_RECORDS TO PROCESS_
○ ○ ○

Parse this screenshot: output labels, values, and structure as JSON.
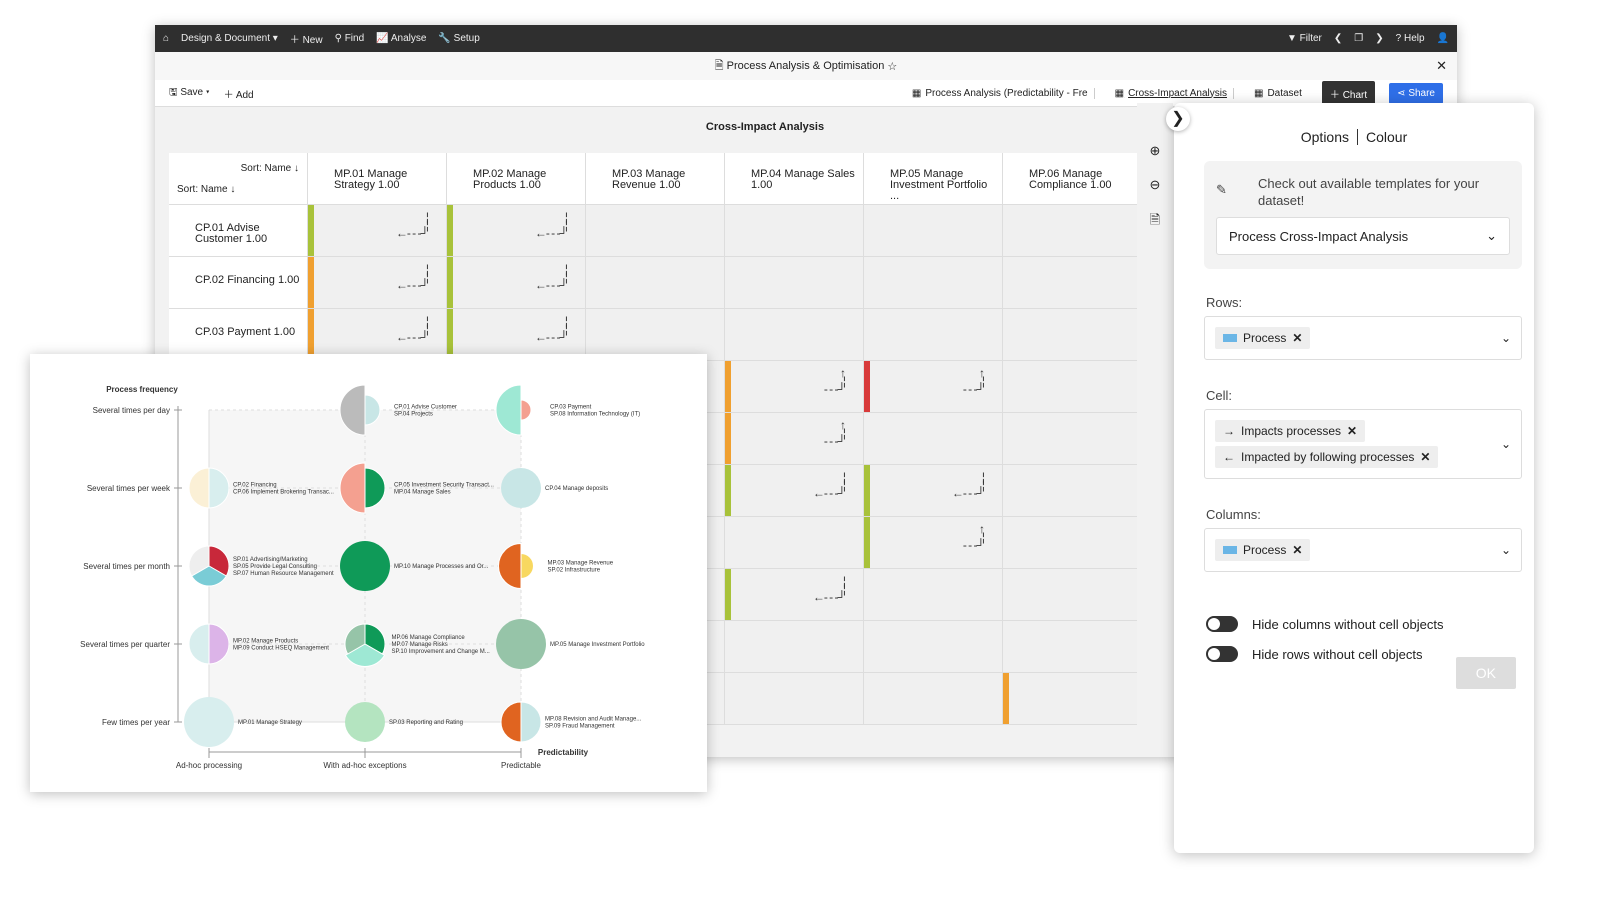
{
  "topbar": {
    "items": [
      "Design & Document",
      "New",
      "Find",
      "Analyse",
      "Setup"
    ],
    "right": [
      "Filter",
      "Help"
    ]
  },
  "window": {
    "title": "Process Analysis & Optimisation",
    "star": "☆"
  },
  "toolbar": {
    "save": "Save",
    "add": "Add",
    "tabs": [
      "Process Analysis (Predictability - Fre",
      "Cross-Impact Analysis",
      "Dataset"
    ],
    "chart": "Chart",
    "share": "Share"
  },
  "grid": {
    "title": "Cross-Impact Analysis",
    "sort_col": "Sort: Name",
    "sort_row": "Sort: Name",
    "columns": [
      "MP.01 Manage Strategy 1.00",
      "MP.02 Manage Products 1.00",
      "MP.03 Manage Revenue 1.00",
      "MP.04 Manage Sales 1.00",
      "MP.05 Manage Investment Portfolio ...",
      "MP.06 Manage Compliance 1.00"
    ],
    "rows": [
      "CP.01 Advise Customer 1.00",
      "CP.02 Financing 1.00",
      "CP.03 Payment 1.00",
      "",
      "",
      "",
      "",
      "",
      "",
      ""
    ],
    "cells": [
      {
        "r": 0,
        "c": 0,
        "color": "#a8c23a",
        "arrow": "left"
      },
      {
        "r": 1,
        "c": 0,
        "color": "#f0a030",
        "arrow": "left"
      },
      {
        "r": 2,
        "c": 0,
        "color": "#f0a030",
        "arrow": "left"
      },
      {
        "r": 0,
        "c": 1,
        "color": "#a8c23a",
        "arrow": "left"
      },
      {
        "r": 1,
        "c": 1,
        "color": "#a8c23a",
        "arrow": "left"
      },
      {
        "r": 2,
        "c": 1,
        "color": "#a8c23a",
        "arrow": "left"
      },
      {
        "r": 3,
        "c": 3,
        "color": "#f0a030",
        "arrow": "up"
      },
      {
        "r": 3,
        "c": 4,
        "color": "#d83a3a",
        "arrow": "up"
      },
      {
        "r": 4,
        "c": 3,
        "color": "#f0a030",
        "arrow": "up"
      },
      {
        "r": 5,
        "c": 3,
        "color": "#a8c23a",
        "arrow": "left"
      },
      {
        "r": 5,
        "c": 4,
        "color": "#a8c23a",
        "arrow": "left"
      },
      {
        "r": 6,
        "c": 4,
        "color": "#a8c23a",
        "arrow": "up"
      },
      {
        "r": 7,
        "c": 3,
        "color": "#a8c23a",
        "arrow": "left"
      },
      {
        "r": 9,
        "c": 5,
        "color": "#f0a030",
        "arrow": ""
      }
    ]
  },
  "panel": {
    "tabs": [
      "Options",
      "Colour"
    ],
    "template_text": "Check out available templates for your dataset!",
    "template_value": "Process Cross-Impact Analysis",
    "rows_label": "Rows:",
    "rows_chip": "Process",
    "cell_label": "Cell:",
    "cell_chips": [
      "Impacts processes",
      "Impacted by following processes"
    ],
    "columns_label": "Columns:",
    "columns_chip": "Process",
    "toggles": [
      "Hide columns without cell objects",
      "Hide rows without cell objects"
    ],
    "ok": "OK"
  },
  "chart_data": {
    "type": "scatter",
    "ylabel": "Process frequency",
    "xlabel": "Predictability",
    "x_ticks": [
      "Ad-hoc processing",
      "With ad-hoc exceptions",
      "Predictable"
    ],
    "y_ticks": [
      "Several times per day",
      "Several times per week",
      "Several times per month",
      "Several times per quarter",
      "Few times per year"
    ],
    "bubbles": [
      {
        "x": 1,
        "y": 0,
        "labels": [
          "CP.01 Advise Customer",
          "SP.04 Projects"
        ],
        "wedges": [
          {
            "color": "#c8e6e6",
            "size": 0.6
          },
          {
            "color": "#bbbbbb",
            "size": 1
          }
        ]
      },
      {
        "x": 2,
        "y": 0,
        "labels": [
          "CP.03 Payment",
          "SP.08 Information Technology (IT)"
        ],
        "wedges": [
          {
            "color": "#f4a090",
            "size": 0.4
          },
          {
            "color": "#9ee8d4",
            "size": 1
          }
        ]
      },
      {
        "x": 0,
        "y": 1,
        "labels": [
          "CP.02 Financing",
          "CP.06 Implement Brokering Transac..."
        ],
        "wedges": [
          {
            "color": "#d8eeee",
            "size": 0.8
          },
          {
            "color": "#fbf0d6",
            "size": 0.8
          }
        ]
      },
      {
        "x": 1,
        "y": 1,
        "labels": [
          "CP.05 Investment Security Transact...",
          "MP.04 Manage Sales"
        ],
        "wedges": [
          {
            "color": "#0f9a58",
            "size": 0.8
          },
          {
            "color": "#f4a090",
            "size": 1
          }
        ]
      },
      {
        "x": 2,
        "y": 1,
        "labels": [
          "CP.04 Manage deposits"
        ],
        "wedges": [
          {
            "color": "#c8e6e6",
            "size": 0.8
          }
        ]
      },
      {
        "x": 0,
        "y": 2,
        "labels": [
          "SP.01 Advertising/Marketing",
          "SP.05 Provide Legal Consulting",
          "SP.07 Human Resource Management"
        ],
        "wedges": [
          {
            "color": "#c8283a",
            "size": 0.8
          },
          {
            "color": "#7accd6",
            "size": 0.8
          },
          {
            "color": "#eeeeee",
            "size": 0.8
          }
        ]
      },
      {
        "x": 1,
        "y": 2,
        "labels": [
          "MP.10 Manage Processes and Or..."
        ],
        "wedges": [
          {
            "color": "#0f9a58",
            "size": 1
          }
        ]
      },
      {
        "x": 2,
        "y": 2,
        "labels": [
          "MP.03 Manage Revenue",
          "SP.02 Infrastructure"
        ],
        "wedges": [
          {
            "color": "#f8d860",
            "size": 0.5
          },
          {
            "color": "#e06420",
            "size": 0.9
          }
        ]
      },
      {
        "x": 0,
        "y": 3,
        "labels": [
          "MP.02 Manage Products",
          "MP.09 Conduct HSEQ Management"
        ],
        "wedges": [
          {
            "color": "#dcb4e8",
            "size": 0.8
          },
          {
            "color": "#d8eeee",
            "size": 0.8
          }
        ]
      },
      {
        "x": 1,
        "y": 3,
        "labels": [
          "MP.06 Manage Compliance",
          "MP.07 Manage Risks",
          "SP.10 Improvement and Change M..."
        ],
        "wedges": [
          {
            "color": "#0f9a58",
            "size": 0.8
          },
          {
            "color": "#9ee8d4",
            "size": 0.9
          },
          {
            "color": "#96c4a8",
            "size": 0.8
          }
        ]
      },
      {
        "x": 2,
        "y": 3,
        "labels": [
          "MP.05 Manage Investment Portfolio"
        ],
        "wedges": [
          {
            "color": "#96c4a8",
            "size": 1
          }
        ]
      },
      {
        "x": 0,
        "y": 4,
        "labels": [
          "MP.01 Manage Strategy"
        ],
        "wedges": [
          {
            "color": "#d8eeee",
            "size": 1
          }
        ]
      },
      {
        "x": 1,
        "y": 4,
        "labels": [
          "SP.03 Reporting and Rating"
        ],
        "wedges": [
          {
            "color": "#b4e4c0",
            "size": 0.8
          }
        ]
      },
      {
        "x": 2,
        "y": 4,
        "labels": [
          "MP.08 Revision and Audit Manage...",
          "SP.09 Fraud Management"
        ],
        "wedges": [
          {
            "color": "#c8e6e6",
            "size": 0.8
          },
          {
            "color": "#e06420",
            "size": 0.8
          }
        ]
      }
    ]
  }
}
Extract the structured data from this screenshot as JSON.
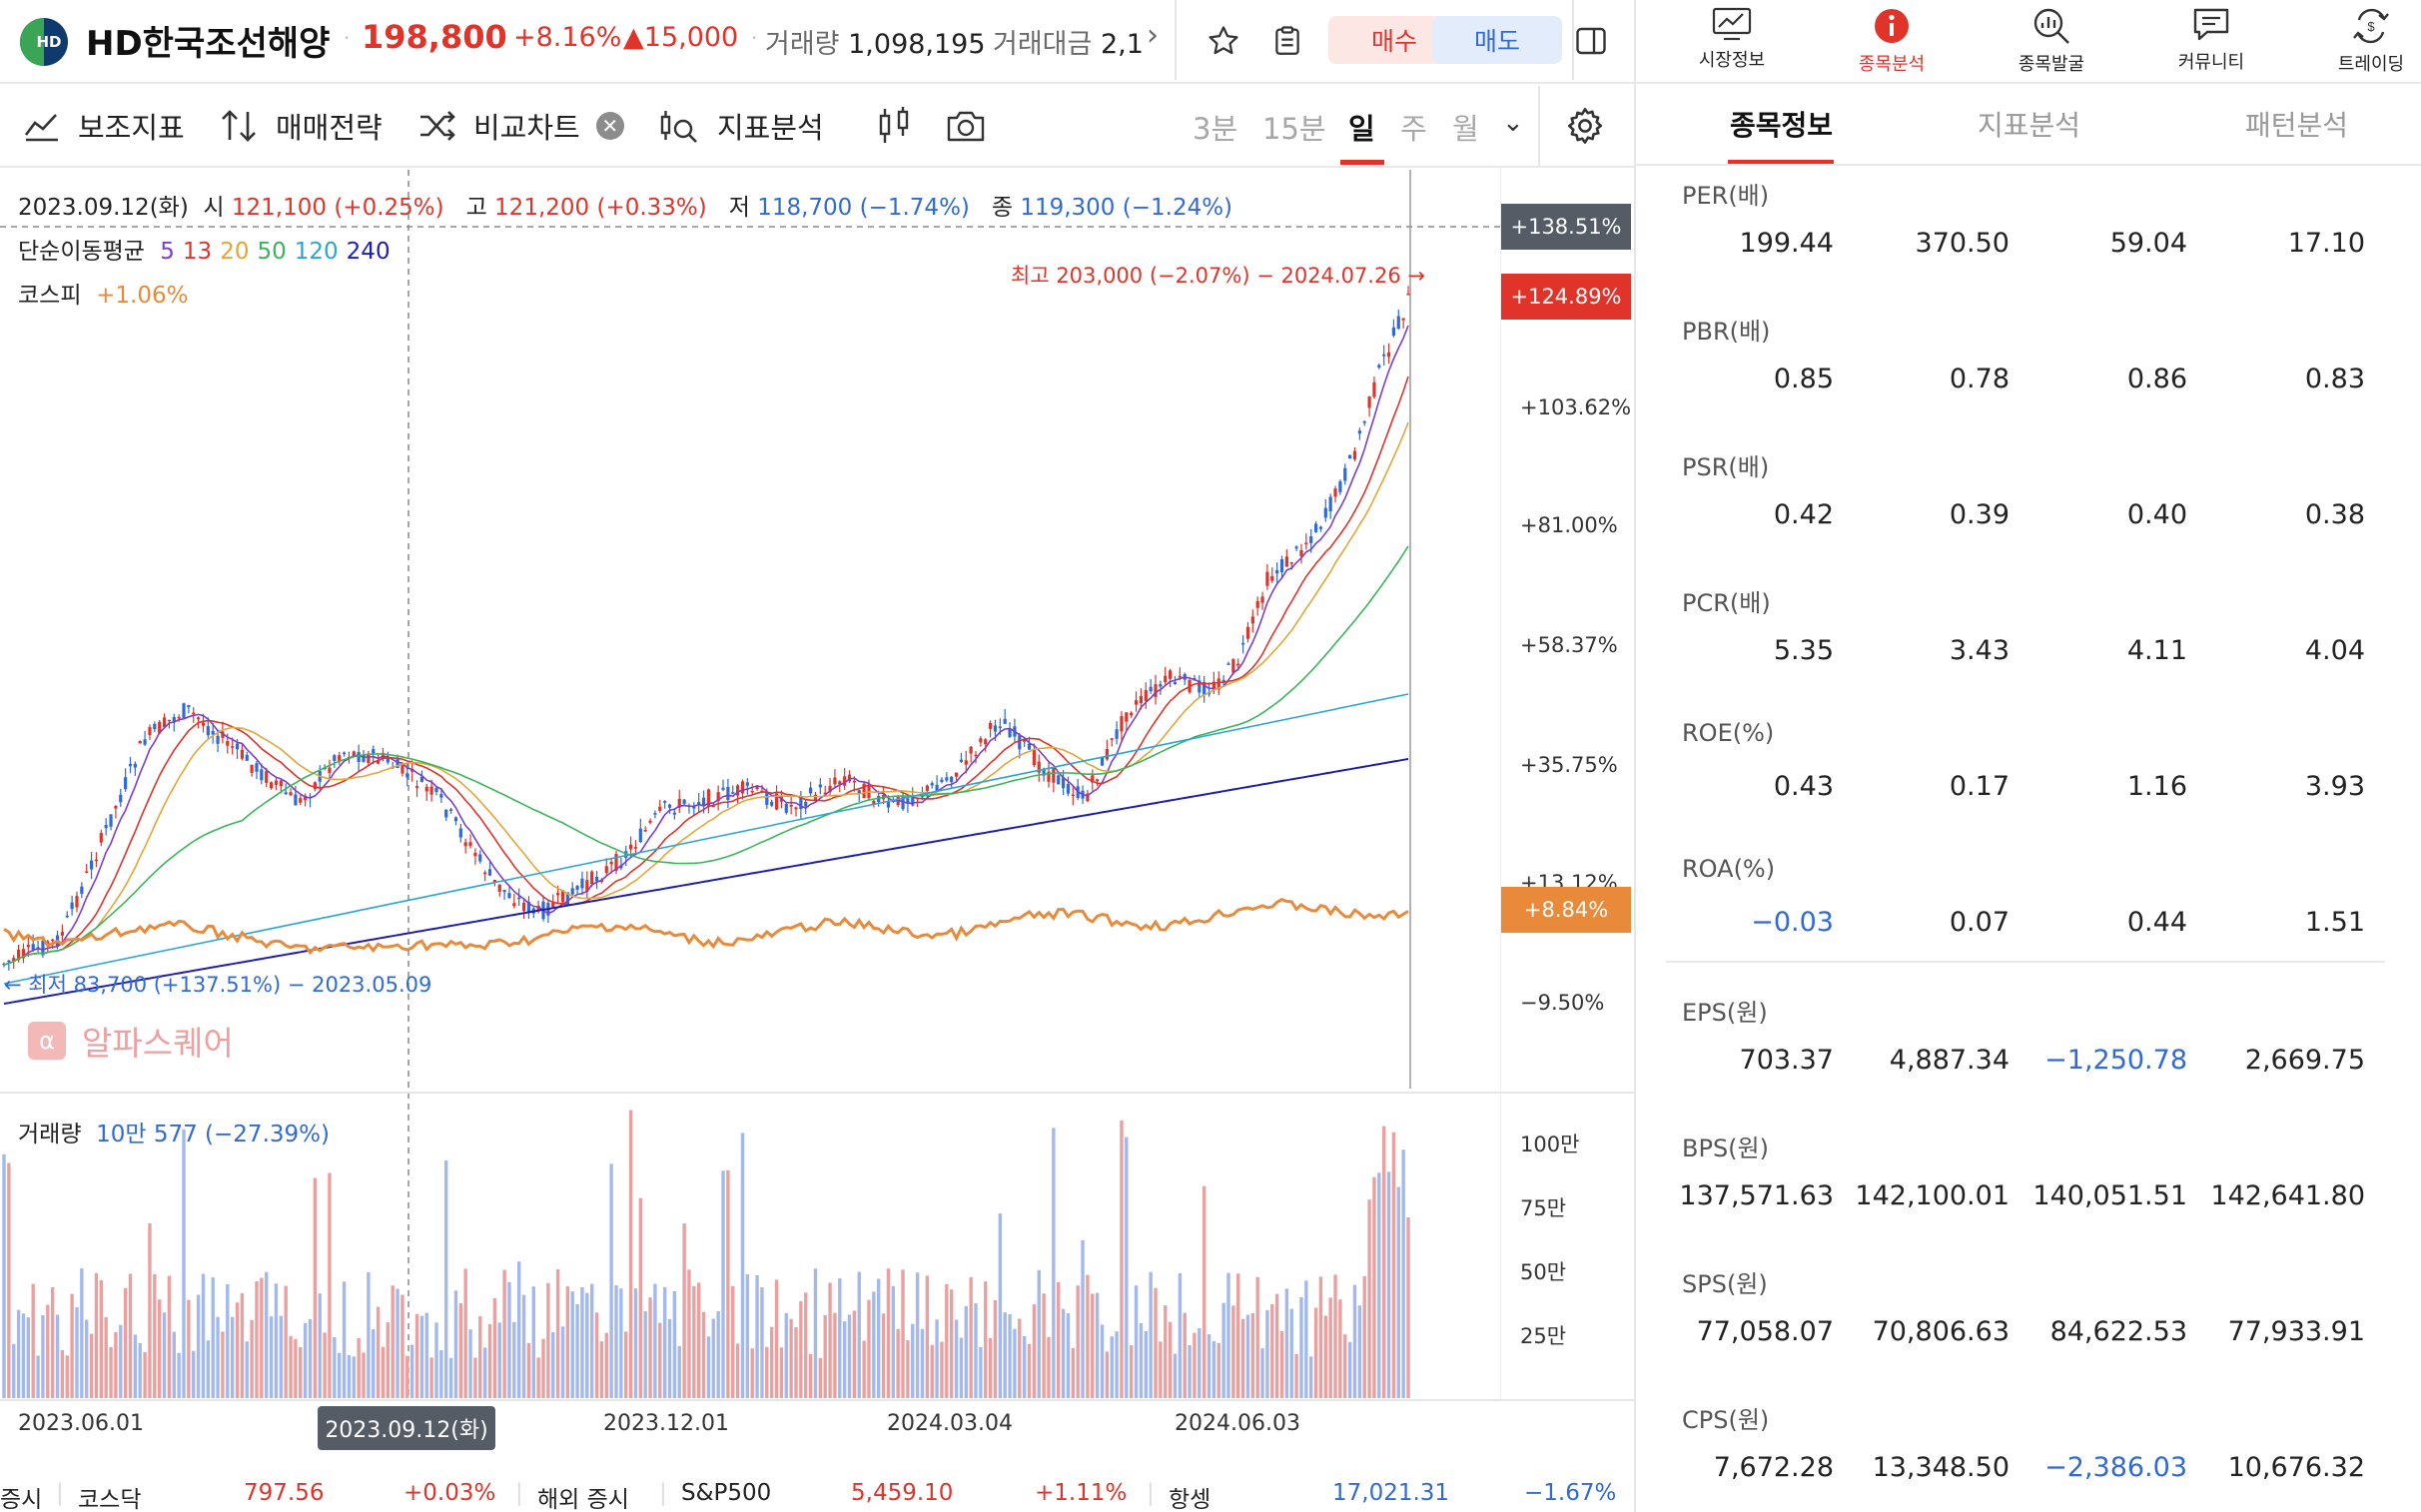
{
  "header": {
    "stock_name": "HD한국조선해양",
    "logo_text": "HD",
    "price": "198,800",
    "change_pct": "+8.16%",
    "change_abs": "▲15,000",
    "volume_label": "거래량",
    "volume_value": "1,098,195",
    "amount_label": "거래대금",
    "amount_value": "2,1",
    "buy_label": "매수",
    "sell_label": "매도"
  },
  "toolbar": {
    "indicators": "보조지표",
    "strategy": "매매전략",
    "compare": "비교차트",
    "analysis": "지표분석",
    "timeframes": [
      "3분",
      "15분",
      "일",
      "주",
      "월"
    ],
    "active_timeframe": "일"
  },
  "chart": {
    "info_date": "2023.09.12(화)",
    "open_label": "시",
    "open_value": "121,100 (+0.25%)",
    "high_label": "고",
    "high_value": "121,200 (+0.33%)",
    "low_label": "저",
    "low_value": "118,700 (−1.74%)",
    "close_label": "종",
    "close_value": "119,300 (−1.24%)",
    "ma_label": "단순이동평균",
    "ma_periods": [
      "5",
      "13",
      "20",
      "50",
      "120",
      "240"
    ],
    "ma_colors": [
      "#7b3fd0",
      "#e0342b",
      "#e3a63a",
      "#3cb55a",
      "#2aa5d8",
      "#1d1db8"
    ],
    "kospi_label": "코스피",
    "kospi_value": "+1.06%",
    "max_annotation": "최고 203,000 (−2.07%) − 2024.07.26 →",
    "min_annotation": "← 최저 83,700 (+137.51%) − 2023.05.09",
    "watermark": "알파스퀘어",
    "axis_labels": [
      "+103.62%",
      "+81.00%",
      "+58.37%",
      "+35.75%",
      "+13.12%",
      "−9.50%"
    ],
    "tag_top": "+138.51%",
    "tag_current": "+124.89%",
    "tag_kospi": "+8.84%",
    "volume_label": "거래량",
    "volume_value": "10만 577 (−27.39%)",
    "volume_axis": [
      "100만",
      "75만",
      "50만",
      "25만"
    ],
    "dates": [
      "2023.06.01",
      "2023.12.01",
      "2024.03.04",
      "2024.06.03"
    ],
    "date_tip": "2023.09.12(화)"
  },
  "ticker": {
    "cut_label": "증시",
    "kosdaq_label": "코스닥",
    "kosdaq_value": "797.56",
    "kosdaq_change": "+0.03%",
    "overseas_label": "해외 증시",
    "sp_label": "S&P500",
    "sp_value": "5,459.10",
    "sp_change": "+1.11%",
    "hs_label": "항셍",
    "hs_value": "17,021.31",
    "hs_change": "−1.67%"
  },
  "right_nav": [
    "시장정보",
    "종목분석",
    "종목발굴",
    "커뮤니티",
    "트레이딩"
  ],
  "right_nav_icons": [
    "chart-monitor-icon",
    "info-icon",
    "search-chart-icon",
    "chat-icon",
    "exchange-icon"
  ],
  "sub_tabs": [
    "종목정보",
    "지표분석",
    "패턴분석"
  ],
  "metrics": [
    {
      "name": "PER(배)",
      "values": [
        "199.44",
        "370.50",
        "59.04",
        "17.10"
      ]
    },
    {
      "name": "PBR(배)",
      "values": [
        "0.85",
        "0.78",
        "0.86",
        "0.83"
      ]
    },
    {
      "name": "PSR(배)",
      "values": [
        "0.42",
        "0.39",
        "0.40",
        "0.38"
      ]
    },
    {
      "name": "PCR(배)",
      "values": [
        "5.35",
        "3.43",
        "4.11",
        "4.04"
      ]
    },
    {
      "name": "ROE(%)",
      "values": [
        "0.43",
        "0.17",
        "1.16",
        "3.93"
      ]
    },
    {
      "name": "ROA(%)",
      "values": [
        "−0.03",
        "0.07",
        "0.44",
        "1.51"
      ]
    },
    {
      "name": "EPS(원)",
      "values": [
        "703.37",
        "4,887.34",
        "−1,250.78",
        "2,669.75"
      ]
    },
    {
      "name": "BPS(원)",
      "values": [
        "137,571.63",
        "142,100.01",
        "140,051.51",
        "142,641.80"
      ]
    },
    {
      "name": "SPS(원)",
      "values": [
        "77,058.07",
        "70,806.63",
        "84,622.53",
        "77,933.91"
      ]
    },
    {
      "name": "CPS(원)",
      "values": [
        "7,672.28",
        "13,348.50",
        "−2,386.03",
        "10,676.32"
      ]
    }
  ]
}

○ ○ ○

From the listing above, report the number of lines containing the string "Advise", without any accompanying remarks.

_SOLUTION FOR THIS PROBLEM_
2